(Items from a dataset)
--- Begin ---

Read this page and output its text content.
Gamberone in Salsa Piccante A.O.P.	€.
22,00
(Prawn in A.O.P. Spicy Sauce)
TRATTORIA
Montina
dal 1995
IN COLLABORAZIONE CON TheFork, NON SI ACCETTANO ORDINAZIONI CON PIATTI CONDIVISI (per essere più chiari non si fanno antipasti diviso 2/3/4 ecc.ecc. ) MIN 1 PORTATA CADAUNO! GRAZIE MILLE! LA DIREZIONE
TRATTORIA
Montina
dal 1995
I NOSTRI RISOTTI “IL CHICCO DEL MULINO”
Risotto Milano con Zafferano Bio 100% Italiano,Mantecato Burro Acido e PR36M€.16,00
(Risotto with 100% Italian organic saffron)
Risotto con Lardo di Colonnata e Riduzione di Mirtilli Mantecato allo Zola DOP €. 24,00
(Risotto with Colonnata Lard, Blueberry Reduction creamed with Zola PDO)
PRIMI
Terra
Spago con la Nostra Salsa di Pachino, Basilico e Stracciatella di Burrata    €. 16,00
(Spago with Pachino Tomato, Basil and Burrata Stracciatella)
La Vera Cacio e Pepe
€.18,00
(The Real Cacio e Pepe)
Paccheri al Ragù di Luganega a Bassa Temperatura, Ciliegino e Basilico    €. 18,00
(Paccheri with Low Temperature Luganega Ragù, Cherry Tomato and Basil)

--- End ---

Search the lines for "Paccheri". Copy each line that has it.

Completed exercise —
Paccheri al Ragù di Luganega a Bassa Temperatura, Ciliegino e Basilico    €. 18,00
(Paccheri with Low Temperature Luganega Ragù, Cherry Tomato and Basil)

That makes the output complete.